==== Provided material ====

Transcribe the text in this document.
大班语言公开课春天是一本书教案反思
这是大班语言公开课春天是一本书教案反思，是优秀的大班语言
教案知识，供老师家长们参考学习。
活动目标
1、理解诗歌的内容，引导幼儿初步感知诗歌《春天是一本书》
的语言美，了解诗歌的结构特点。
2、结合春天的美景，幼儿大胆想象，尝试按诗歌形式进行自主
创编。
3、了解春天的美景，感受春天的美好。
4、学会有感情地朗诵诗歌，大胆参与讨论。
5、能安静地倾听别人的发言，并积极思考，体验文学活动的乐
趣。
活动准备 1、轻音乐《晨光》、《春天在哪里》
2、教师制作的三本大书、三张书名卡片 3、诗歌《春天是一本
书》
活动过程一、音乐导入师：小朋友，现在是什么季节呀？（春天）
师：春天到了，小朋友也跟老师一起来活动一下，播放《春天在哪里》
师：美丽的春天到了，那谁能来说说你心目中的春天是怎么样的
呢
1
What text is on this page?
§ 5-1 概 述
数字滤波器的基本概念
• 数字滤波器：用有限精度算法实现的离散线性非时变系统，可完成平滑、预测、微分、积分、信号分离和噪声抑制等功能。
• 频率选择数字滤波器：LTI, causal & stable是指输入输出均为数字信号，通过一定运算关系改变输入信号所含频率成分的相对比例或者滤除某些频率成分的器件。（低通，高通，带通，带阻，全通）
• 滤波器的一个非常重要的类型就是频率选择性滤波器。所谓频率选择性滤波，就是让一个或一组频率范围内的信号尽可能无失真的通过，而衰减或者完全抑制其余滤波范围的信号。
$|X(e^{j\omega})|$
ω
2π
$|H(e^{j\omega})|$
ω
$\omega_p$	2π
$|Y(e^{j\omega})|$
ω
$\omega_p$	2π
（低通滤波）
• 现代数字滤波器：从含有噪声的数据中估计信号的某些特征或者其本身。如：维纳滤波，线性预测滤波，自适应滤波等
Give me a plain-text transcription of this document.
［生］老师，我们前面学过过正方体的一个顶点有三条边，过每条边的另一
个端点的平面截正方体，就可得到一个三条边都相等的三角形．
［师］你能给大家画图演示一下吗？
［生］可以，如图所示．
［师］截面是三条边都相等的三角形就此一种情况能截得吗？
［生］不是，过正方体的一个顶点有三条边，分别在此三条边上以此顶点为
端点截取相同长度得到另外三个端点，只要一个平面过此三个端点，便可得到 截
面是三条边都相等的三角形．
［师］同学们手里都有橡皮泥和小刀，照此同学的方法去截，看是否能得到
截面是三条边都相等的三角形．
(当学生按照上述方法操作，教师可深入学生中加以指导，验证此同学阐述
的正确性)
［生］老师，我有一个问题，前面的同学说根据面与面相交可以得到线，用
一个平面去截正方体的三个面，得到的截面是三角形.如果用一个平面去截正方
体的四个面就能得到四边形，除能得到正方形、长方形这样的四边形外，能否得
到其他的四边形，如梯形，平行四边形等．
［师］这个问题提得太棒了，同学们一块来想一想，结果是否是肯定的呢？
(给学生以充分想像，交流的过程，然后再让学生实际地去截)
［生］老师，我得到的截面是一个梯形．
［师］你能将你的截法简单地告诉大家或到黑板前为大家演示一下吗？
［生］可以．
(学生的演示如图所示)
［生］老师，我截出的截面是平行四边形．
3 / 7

====

▶ _Work to be completed_:
Repeat the material above in full, quoting it exactly.

▶ _Response to this exercise_:
Transcribe the text in this document.
大班语言公开课春天是一本书教案反思
这是大班语言公开课春天是一本书教案反思，是优秀的大班语言
教案知识，供老师家长们参考学习。
活动目标
1、理解诗歌的内容，引导幼儿初步感知诗歌《春天是一本书》
的语言美，了解诗歌的结构特点。
2、结合春天的美景，幼儿大胆想象，尝试按诗歌形式进行自主
创编。
3、了解春天的美景，感受春天的美好。
4、学会有感情地朗诵诗歌，大胆参与讨论。
5、能安静地倾听别人的发言，并积极思考，体验文学活动的乐
趣。
活动准备 1、轻音乐《晨光》、《春天在哪里》
2、教师制作的三本大书、三张书名卡片 3、诗歌《春天是一本
书》
活动过程一、音乐导入师：小朋友，现在是什么季节呀？（春天）
师：春天到了，小朋友也跟老师一起来活动一下，播放《春天在哪里》
师：美丽的春天到了，那谁能来说说你心目中的春天是怎么样的
呢
1
What text is on this page?
§ 5-1 概 述
数字滤波器的基本概念
• 数字滤波器：用有限精度算法实现的离散线性非时变系统，可完成平滑、预测、微分、积分、信号分离和噪声抑制等功能。
• 频率选择数字滤波器：LTI, causal & stable是指输入输出均为数字信号，通过一定运算关系改变输入信号所含频率成分的相对比例或者滤除某些频率成分的器件。（低通，高通，带通，带阻，全通）
• 滤波器的一个非常重要的类型就是频率选择性滤波器。所谓频率选择性滤波，就是让一个或一组频率范围内的信号尽可能无失真的通过，而衰减或者完全抑制其余滤波范围的信号。
$|X(e^{j\omega})|$
ω
2π
$|H(e^{j\omega})|$
ω
$\omega_p$	2π
$|Y(e^{j\omega})|$
ω
$\omega_p$	2π
（低通滤波）
• 现代数字滤波器：从含有噪声的数据中估计信号的某些特征或者其本身。如：维纳滤波，线性预测滤波，自适应滤波等
Give me a plain-text transcription of this document.
［生］老师，我们前面学过过正方体的一个顶点有三条边，过每条边的另一
个端点的平面截正方体，就可得到一个三条边都相等的三角形．
［师］你能给大家画图演示一下吗？
［生］可以，如图所示．
［师］截面是三条边都相等的三角形就此一种情况能截得吗？
［生］不是，过正方体的一个顶点有三条边，分别在此三条边上以此顶点为
端点截取相同长度得到另外三个端点，只要一个平面过此三个端点，便可得到 截
面是三条边都相等的三角形．
［师］同学们手里都有橡皮泥和小刀，照此同学的方法去截，看是否能得到
截面是三条边都相等的三角形．
(当学生按照上述方法操作，教师可深入学生中加以指导，验证此同学阐述
的正确性)
［生］老师，我有一个问题，前面的同学说根据面与面相交可以得到线，用
一个平面去截正方体的三个面，得到的截面是三角形.如果用一个平面去截正方
体的四个面就能得到四边形，除能得到正方形、长方形这样的四边形外，能否得
到其他的四边形，如梯形，平行四边形等．
［师］这个问题提得太棒了，同学们一块来想一想，结果是否是肯定的呢？
(给学生以充分想像，交流的过程，然后再让学生实际地去截)
［生］老师，我得到的截面是一个梯形．
［师］你能将你的截法简单地告诉大家或到黑板前为大家演示一下吗？
［生］可以．
(学生的演示如图所示)
［生］老师，我截出的截面是平行四边形．
3 / 7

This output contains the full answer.